** Begin **

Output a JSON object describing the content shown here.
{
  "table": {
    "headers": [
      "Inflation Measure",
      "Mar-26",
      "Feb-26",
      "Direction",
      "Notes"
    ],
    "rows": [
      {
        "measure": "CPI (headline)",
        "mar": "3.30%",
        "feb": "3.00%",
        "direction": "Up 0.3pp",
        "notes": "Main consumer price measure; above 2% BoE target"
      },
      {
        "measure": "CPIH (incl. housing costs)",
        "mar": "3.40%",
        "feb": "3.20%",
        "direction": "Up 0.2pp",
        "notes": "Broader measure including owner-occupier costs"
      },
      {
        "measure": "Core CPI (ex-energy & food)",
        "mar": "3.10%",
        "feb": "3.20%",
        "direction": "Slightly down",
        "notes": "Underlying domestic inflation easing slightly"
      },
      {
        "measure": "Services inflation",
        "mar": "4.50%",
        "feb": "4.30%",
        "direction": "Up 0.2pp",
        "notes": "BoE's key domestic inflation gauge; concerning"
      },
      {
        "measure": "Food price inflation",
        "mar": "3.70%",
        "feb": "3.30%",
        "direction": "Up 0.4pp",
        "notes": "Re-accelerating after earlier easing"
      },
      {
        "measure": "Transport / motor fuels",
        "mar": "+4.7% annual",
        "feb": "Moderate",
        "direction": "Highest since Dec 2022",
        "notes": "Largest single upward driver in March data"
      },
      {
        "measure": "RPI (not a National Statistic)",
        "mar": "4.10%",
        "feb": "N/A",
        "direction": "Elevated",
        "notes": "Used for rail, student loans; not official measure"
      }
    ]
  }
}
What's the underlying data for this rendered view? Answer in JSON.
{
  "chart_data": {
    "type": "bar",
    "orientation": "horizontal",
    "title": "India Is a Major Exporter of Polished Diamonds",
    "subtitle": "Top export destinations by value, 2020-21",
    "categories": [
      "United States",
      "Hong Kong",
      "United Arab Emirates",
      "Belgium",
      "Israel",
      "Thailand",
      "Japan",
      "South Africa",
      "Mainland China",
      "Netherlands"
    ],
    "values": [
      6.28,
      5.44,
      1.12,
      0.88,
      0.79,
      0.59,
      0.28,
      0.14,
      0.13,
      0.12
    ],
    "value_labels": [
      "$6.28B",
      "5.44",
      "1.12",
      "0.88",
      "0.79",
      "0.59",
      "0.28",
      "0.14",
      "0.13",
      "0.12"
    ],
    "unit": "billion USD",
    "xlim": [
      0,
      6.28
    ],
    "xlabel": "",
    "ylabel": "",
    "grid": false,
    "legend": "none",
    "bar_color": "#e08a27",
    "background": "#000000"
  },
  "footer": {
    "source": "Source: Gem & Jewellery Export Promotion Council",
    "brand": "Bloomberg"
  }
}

** End **

> **AIM**: Search the records above for the string "easing". Copy every line that contains it.

> **RESPONSE TO THE TASK**:
        "notes": "Underlying domestic inflation easing slightly"
        "notes": "Re-accelerating after earlier easing"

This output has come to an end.